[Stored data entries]
☆ ☆ ☆

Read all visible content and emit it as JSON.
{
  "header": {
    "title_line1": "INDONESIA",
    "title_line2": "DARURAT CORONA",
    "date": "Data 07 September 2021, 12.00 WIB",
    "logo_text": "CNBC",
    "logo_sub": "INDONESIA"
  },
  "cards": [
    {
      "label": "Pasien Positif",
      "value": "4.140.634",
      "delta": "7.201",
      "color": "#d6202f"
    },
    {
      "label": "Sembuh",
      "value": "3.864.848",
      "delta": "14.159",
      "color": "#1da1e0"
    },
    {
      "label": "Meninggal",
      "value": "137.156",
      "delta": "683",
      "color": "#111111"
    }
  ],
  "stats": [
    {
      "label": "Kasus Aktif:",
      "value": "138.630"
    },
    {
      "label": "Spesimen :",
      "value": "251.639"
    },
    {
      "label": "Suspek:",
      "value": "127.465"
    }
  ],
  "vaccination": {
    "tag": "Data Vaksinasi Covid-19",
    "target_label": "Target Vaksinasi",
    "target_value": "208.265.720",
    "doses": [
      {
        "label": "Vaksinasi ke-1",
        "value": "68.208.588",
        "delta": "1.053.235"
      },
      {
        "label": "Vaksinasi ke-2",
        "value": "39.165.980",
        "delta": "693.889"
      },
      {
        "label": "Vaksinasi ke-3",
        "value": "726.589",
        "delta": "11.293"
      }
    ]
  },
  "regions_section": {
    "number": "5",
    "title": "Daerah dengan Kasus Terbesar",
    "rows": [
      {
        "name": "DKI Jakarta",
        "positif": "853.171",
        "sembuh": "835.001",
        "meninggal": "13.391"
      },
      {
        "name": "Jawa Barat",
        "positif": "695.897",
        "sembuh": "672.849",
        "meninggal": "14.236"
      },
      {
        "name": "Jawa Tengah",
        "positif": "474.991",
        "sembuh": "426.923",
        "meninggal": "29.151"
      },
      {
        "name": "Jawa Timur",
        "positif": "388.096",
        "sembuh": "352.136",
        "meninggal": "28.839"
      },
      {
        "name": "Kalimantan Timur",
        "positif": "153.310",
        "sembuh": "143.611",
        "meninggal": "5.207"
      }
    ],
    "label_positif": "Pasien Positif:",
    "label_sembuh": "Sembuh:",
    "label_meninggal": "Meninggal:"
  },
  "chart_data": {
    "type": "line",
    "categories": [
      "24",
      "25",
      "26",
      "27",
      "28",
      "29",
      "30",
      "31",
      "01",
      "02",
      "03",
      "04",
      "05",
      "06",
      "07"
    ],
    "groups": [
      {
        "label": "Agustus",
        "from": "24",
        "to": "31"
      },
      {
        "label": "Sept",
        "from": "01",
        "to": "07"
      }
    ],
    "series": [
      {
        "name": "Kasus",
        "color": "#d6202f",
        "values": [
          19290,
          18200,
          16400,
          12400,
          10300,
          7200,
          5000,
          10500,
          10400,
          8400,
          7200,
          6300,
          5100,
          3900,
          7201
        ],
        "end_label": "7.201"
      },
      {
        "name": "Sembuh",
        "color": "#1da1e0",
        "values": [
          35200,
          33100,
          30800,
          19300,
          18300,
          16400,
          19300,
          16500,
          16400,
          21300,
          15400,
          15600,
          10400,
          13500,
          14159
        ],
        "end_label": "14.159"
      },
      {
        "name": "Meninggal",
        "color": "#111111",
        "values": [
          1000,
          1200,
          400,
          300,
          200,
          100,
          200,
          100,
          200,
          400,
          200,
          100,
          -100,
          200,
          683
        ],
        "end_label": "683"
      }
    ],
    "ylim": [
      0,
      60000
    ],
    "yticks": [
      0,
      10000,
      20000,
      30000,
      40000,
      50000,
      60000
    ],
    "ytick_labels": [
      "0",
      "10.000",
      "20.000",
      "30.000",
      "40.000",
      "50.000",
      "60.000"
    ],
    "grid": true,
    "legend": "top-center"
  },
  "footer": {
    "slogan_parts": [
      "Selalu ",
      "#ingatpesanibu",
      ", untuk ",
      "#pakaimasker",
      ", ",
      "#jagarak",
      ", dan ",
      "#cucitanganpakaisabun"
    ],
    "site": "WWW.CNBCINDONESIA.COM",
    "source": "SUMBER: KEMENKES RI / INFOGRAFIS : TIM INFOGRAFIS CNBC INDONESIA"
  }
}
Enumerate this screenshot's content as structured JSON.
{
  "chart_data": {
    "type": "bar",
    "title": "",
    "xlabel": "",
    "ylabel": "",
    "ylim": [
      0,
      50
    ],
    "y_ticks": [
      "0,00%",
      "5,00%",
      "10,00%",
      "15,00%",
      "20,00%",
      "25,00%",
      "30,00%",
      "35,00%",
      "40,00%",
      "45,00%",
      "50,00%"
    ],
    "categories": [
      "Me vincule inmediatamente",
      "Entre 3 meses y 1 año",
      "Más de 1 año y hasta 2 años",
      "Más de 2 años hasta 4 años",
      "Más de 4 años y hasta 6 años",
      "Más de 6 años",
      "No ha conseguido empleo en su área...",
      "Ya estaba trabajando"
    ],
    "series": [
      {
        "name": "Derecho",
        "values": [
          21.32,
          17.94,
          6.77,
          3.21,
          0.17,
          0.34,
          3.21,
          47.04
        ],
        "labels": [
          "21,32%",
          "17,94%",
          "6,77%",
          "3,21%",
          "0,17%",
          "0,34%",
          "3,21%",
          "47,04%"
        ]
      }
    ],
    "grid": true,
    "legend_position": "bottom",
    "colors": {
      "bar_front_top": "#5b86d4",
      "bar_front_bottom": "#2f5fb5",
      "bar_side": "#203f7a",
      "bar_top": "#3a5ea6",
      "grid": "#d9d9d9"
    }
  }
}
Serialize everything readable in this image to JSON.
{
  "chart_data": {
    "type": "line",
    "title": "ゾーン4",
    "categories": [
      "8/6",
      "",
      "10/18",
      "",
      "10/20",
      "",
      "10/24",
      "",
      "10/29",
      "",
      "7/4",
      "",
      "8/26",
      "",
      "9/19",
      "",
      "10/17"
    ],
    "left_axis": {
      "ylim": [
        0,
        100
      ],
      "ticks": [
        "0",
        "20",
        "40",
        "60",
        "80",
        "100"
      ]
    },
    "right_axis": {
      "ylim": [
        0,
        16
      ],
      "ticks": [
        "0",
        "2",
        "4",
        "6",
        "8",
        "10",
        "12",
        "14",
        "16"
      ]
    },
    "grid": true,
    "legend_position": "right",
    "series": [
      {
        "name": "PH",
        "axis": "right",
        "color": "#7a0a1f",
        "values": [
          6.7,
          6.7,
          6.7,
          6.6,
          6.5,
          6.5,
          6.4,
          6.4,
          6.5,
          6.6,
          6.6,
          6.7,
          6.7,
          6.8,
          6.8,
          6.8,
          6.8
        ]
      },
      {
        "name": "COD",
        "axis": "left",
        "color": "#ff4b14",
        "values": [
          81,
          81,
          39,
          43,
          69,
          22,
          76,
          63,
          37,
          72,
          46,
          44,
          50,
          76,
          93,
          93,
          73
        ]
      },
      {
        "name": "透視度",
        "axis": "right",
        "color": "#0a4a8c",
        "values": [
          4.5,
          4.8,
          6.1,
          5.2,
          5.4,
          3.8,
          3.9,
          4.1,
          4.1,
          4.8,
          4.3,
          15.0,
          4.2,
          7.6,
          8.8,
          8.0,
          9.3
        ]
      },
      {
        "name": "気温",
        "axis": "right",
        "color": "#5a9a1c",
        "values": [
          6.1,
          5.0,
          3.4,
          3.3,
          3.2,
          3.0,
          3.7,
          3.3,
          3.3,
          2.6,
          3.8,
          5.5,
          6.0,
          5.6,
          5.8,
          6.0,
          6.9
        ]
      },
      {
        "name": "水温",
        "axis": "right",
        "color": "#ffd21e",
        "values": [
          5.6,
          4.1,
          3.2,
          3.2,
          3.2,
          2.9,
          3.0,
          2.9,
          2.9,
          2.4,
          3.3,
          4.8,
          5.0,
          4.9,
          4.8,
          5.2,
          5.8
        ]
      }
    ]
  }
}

☆ ☆ ☆

■ WHAT YOU SHOULD DO ■
Scan the data for the word "Vaksinasi" and copy every line where it shows up.

■ EXERCISE RESULT ■
    "tag": "Data Vaksinasi Covid-19",
    "target_label": "Target Vaksinasi",
        "label": "Vaksinasi ke-1",
        "label": "Vaksinasi ke-2",
        "label": "Vaksinasi ke-3",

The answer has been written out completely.